■ Your task:
For each line that holds "वयनम", copy the line out.

[Rows from a dataset]
···

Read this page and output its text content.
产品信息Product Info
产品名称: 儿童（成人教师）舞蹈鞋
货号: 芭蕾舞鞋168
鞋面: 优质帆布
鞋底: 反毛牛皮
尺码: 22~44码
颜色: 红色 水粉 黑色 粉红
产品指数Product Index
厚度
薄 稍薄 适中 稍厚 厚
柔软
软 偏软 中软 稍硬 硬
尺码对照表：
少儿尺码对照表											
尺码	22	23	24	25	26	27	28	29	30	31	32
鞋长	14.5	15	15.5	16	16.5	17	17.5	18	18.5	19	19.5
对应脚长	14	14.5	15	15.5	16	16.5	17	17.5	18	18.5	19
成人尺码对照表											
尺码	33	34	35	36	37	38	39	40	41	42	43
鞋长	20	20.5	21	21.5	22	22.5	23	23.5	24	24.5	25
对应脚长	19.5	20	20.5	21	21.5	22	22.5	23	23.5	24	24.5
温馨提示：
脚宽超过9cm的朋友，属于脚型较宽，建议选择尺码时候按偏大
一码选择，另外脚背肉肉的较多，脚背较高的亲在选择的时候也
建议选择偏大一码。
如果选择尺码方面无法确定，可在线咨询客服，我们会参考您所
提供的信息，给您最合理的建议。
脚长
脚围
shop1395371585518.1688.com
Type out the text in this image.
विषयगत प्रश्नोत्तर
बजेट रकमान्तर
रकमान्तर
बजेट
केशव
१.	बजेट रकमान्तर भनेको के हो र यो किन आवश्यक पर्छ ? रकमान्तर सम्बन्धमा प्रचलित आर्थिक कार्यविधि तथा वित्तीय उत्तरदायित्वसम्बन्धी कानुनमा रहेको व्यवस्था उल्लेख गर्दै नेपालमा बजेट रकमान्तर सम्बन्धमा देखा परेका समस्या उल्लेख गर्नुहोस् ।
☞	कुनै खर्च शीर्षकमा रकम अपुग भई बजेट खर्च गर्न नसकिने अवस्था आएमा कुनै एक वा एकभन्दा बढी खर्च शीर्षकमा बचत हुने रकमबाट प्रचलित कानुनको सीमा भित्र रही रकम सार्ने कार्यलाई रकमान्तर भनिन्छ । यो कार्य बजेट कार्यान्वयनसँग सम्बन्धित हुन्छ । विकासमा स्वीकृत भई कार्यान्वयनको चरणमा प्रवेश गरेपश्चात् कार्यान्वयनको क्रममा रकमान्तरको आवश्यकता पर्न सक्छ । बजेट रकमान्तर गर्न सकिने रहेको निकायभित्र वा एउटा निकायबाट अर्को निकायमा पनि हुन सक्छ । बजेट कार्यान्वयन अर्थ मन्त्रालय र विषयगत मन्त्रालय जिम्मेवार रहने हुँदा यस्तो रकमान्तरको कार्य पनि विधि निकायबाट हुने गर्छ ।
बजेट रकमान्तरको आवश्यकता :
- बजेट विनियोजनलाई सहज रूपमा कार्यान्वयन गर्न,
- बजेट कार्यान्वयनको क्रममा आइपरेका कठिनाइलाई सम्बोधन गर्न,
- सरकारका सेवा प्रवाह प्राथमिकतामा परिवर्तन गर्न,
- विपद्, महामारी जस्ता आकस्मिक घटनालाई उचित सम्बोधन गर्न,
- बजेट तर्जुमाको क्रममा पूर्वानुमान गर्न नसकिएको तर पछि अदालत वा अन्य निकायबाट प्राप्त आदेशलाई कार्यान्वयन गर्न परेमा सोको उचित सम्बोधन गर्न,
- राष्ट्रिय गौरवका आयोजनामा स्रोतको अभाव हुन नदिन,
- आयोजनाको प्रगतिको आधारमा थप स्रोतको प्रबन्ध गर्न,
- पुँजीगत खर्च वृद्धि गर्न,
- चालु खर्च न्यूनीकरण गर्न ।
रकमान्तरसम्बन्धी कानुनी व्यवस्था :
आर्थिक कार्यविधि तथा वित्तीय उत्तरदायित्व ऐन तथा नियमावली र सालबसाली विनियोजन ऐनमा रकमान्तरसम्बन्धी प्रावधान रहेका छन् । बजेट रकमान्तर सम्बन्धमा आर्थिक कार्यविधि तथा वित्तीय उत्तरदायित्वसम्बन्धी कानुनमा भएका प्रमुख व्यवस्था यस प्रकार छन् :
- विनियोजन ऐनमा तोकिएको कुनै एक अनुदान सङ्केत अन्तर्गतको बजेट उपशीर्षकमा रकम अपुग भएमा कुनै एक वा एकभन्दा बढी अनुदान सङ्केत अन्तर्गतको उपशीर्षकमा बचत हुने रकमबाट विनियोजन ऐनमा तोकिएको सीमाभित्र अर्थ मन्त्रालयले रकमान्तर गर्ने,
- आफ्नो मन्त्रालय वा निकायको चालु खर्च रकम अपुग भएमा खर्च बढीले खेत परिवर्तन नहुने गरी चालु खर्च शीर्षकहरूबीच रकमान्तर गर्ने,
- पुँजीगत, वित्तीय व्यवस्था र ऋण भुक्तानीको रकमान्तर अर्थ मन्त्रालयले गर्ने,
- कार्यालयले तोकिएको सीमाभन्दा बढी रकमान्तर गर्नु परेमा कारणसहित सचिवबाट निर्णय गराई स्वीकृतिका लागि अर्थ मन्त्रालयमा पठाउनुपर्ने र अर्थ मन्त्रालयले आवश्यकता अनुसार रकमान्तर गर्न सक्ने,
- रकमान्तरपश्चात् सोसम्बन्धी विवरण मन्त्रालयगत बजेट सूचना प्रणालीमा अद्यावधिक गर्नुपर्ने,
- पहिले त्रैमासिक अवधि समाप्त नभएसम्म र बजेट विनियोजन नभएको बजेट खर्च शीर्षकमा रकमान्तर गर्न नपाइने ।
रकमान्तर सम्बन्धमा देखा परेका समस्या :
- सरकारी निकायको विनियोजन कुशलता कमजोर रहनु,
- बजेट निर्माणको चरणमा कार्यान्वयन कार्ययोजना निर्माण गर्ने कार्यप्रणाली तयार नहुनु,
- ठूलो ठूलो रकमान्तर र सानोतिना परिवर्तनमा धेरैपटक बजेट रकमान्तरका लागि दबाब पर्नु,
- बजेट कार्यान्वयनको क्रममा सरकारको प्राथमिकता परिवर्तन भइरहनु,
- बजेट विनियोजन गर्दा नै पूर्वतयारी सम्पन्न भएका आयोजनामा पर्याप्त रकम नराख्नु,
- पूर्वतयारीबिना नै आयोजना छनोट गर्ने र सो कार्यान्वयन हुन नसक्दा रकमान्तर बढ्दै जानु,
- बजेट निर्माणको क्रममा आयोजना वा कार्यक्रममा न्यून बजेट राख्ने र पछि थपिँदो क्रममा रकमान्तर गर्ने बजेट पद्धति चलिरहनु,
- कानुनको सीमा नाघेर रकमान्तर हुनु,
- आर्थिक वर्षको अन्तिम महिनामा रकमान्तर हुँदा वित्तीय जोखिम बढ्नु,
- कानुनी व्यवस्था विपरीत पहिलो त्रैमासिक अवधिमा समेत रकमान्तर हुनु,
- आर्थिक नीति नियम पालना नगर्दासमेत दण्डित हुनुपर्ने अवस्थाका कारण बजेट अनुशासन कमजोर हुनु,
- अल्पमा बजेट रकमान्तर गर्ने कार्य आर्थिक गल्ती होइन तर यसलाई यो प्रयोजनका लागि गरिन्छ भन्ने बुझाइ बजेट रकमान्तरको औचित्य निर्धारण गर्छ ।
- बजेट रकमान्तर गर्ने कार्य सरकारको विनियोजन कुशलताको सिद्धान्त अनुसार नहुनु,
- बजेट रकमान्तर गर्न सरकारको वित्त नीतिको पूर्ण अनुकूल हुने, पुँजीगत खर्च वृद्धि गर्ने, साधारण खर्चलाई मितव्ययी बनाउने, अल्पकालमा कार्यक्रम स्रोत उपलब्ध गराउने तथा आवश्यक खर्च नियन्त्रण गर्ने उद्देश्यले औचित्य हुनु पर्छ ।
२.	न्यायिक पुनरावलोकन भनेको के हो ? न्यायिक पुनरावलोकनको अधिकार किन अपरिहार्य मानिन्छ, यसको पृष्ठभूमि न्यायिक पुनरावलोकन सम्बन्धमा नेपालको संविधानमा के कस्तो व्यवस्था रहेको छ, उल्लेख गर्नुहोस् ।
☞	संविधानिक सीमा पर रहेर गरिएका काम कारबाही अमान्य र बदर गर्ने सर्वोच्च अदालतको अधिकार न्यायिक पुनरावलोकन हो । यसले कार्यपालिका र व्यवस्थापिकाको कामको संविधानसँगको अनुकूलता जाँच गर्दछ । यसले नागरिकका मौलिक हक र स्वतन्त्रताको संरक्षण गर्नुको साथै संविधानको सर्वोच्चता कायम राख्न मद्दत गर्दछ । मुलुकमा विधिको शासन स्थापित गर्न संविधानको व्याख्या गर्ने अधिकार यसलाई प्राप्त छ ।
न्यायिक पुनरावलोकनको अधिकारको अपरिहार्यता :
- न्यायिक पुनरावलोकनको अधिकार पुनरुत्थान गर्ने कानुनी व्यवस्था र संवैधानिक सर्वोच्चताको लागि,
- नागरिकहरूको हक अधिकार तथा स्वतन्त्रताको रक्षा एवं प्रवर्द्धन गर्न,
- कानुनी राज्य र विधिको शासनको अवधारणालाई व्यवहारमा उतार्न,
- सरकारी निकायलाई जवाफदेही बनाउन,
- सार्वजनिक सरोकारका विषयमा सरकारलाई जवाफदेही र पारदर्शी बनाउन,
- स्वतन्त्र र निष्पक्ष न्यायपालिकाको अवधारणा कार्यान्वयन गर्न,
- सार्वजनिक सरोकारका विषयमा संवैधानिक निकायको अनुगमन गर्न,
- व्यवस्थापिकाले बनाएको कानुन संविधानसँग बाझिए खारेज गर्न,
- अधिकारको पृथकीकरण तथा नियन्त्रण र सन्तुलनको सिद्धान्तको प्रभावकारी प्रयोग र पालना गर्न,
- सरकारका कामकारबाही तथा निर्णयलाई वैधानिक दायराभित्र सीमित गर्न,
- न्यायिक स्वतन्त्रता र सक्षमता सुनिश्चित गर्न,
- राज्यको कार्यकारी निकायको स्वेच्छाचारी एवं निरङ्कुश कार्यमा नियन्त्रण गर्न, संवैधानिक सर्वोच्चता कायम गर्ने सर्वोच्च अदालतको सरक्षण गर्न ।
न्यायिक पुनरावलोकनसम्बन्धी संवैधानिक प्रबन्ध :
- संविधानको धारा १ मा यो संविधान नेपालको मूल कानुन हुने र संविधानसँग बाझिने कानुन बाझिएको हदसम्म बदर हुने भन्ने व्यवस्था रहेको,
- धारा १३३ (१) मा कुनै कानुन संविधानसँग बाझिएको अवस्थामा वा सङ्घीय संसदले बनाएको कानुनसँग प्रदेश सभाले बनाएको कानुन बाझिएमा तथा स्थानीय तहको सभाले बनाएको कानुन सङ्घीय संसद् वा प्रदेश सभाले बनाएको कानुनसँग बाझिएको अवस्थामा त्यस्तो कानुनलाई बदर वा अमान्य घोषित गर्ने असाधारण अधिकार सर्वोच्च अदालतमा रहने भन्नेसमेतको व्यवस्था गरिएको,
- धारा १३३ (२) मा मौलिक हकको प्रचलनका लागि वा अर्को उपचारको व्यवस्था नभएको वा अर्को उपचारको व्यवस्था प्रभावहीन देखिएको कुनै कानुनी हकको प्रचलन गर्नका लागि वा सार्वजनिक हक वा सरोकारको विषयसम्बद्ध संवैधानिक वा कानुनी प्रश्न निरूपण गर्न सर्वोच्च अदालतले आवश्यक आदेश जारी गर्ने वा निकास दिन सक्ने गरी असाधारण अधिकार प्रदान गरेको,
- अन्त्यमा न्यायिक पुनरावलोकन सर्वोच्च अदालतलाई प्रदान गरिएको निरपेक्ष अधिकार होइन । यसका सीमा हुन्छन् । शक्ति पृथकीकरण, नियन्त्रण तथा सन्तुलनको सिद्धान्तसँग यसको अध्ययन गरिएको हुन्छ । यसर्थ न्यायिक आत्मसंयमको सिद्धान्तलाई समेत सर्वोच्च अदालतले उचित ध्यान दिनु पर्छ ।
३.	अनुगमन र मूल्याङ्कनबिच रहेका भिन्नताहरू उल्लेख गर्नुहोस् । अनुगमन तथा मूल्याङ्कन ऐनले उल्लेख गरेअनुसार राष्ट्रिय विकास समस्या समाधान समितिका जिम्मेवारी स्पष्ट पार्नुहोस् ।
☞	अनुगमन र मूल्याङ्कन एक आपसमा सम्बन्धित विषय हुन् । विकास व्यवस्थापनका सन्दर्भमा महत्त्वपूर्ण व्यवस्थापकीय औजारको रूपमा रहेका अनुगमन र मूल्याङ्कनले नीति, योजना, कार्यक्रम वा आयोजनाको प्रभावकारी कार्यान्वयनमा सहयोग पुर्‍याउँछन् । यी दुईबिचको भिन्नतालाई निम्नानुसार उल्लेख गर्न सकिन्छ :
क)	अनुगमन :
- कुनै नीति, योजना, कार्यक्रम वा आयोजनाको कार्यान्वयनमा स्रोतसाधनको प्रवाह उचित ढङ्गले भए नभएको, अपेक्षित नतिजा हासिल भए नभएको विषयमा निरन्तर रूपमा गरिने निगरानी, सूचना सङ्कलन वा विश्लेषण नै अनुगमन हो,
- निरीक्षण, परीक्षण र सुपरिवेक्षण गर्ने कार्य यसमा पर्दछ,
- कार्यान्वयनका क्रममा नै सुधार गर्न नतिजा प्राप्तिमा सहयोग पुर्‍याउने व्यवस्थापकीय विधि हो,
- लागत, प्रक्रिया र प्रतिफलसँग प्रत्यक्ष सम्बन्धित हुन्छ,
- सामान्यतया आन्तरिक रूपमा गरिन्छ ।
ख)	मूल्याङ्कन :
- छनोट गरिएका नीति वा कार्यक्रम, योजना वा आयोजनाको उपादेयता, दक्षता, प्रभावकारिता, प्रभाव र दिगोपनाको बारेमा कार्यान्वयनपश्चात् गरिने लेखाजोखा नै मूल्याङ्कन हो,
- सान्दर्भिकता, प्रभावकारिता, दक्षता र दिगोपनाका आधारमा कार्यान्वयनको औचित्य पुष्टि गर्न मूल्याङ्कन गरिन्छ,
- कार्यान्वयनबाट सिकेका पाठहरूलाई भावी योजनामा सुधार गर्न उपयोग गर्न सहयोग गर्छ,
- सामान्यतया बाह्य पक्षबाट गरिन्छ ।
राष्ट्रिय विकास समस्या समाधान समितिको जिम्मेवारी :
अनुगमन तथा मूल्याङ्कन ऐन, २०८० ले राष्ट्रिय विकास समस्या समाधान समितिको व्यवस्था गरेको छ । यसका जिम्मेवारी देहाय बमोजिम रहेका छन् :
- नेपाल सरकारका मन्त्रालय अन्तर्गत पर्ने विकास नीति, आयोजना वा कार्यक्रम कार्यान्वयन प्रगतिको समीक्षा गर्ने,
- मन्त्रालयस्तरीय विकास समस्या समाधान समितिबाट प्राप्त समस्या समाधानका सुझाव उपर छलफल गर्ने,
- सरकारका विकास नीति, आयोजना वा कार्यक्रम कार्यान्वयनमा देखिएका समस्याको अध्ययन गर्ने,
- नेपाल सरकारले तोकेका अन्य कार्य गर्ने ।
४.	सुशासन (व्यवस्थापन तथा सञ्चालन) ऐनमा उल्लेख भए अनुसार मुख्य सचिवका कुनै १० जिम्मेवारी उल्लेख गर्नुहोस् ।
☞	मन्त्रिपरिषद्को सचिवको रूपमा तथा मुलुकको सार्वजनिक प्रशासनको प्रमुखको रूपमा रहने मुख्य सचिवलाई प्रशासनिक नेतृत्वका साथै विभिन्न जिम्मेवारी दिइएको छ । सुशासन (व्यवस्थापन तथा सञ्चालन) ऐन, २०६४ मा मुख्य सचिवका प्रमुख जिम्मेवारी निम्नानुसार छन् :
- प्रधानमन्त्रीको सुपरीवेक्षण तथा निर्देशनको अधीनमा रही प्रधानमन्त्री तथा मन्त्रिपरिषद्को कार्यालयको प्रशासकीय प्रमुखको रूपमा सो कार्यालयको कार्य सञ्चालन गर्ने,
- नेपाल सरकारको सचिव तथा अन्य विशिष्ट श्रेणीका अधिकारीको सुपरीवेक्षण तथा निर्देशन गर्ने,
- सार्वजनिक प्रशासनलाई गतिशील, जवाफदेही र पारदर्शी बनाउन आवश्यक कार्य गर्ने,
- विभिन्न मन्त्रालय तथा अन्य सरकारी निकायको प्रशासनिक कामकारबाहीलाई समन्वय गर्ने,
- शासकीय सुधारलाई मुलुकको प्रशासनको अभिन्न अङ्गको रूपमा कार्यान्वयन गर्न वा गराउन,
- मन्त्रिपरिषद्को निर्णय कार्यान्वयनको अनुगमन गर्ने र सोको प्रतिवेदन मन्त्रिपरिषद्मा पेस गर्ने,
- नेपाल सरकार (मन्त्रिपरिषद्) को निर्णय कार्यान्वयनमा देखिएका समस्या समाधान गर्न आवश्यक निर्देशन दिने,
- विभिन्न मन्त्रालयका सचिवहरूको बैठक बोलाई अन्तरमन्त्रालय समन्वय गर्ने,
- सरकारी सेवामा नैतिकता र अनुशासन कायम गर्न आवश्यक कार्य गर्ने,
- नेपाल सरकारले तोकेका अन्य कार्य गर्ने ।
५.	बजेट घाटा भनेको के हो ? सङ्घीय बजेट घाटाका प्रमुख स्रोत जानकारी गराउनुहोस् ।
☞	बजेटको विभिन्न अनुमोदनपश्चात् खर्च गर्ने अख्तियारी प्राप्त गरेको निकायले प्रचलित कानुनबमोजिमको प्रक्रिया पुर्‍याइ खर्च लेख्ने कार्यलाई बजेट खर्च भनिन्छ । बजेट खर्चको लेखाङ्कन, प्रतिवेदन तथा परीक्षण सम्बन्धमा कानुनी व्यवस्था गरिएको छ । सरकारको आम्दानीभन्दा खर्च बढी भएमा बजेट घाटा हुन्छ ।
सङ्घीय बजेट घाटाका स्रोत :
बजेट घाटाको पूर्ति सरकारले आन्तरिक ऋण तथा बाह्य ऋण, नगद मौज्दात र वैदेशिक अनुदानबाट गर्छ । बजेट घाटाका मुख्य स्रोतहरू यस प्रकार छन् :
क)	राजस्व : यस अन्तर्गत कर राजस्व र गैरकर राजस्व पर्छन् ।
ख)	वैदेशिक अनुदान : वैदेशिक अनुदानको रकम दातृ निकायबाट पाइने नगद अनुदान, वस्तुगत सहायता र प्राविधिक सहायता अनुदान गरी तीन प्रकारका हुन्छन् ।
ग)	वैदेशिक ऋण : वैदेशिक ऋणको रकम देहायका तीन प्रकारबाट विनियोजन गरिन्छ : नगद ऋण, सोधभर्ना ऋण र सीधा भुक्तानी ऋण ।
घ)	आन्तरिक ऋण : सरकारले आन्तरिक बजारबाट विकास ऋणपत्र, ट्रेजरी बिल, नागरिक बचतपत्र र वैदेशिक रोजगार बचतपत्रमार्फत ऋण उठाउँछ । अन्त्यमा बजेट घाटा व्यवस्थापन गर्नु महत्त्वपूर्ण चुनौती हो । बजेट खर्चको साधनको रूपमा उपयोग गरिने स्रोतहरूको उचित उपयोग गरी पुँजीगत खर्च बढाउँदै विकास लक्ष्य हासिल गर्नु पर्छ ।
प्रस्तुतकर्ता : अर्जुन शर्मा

···

■ Worked answer:
☞	अनुगमन र मूल्याङ्कन एक आपसमा सम्बन्धित विषय हुन् । विकास व्यवस्थापनका सन्दर्भमा महत्त्वपूर्ण व्यवस्थापकीय औजारको रूपमा रहेका अनुगमन र मूल्याङ्कनले नीति, योजना, कार्यक्रम वा आयोजनाको प्रभावकारी कार्यान्वयनमा सहयोग पुर्‍याउँछन् । यी दुईबिचको भिन्नतालाई निम्नानुसार उल्लेख गर्न सकिन्छ :
- कुनै नीति, योजना, कार्यक्रम वा आयोजनाको कार्यान्वयनमा स्रोतसाधनको प्रवाह उचित ढङ्गले भए नभएको, अपेक्षित नतिजा हासिल भए नभएको विषयमा निरन्तर रूपमा गरिने निगरानी, सूचना सङ्कलन वा विश्लेषण नै अनुगमन हो,
- सरकारका विकास नीति, आयोजना वा कार्यक्रम कार्यान्वयनमा देखिएका समस्याको अध्ययन गर्ने,
- नेपाल सरकार (मन्त्रिपरिषद्) को निर्णय कार्यान्वयनमा देखिएका समस्या समाधान गर्न आवश्यक निर्देशन दिने,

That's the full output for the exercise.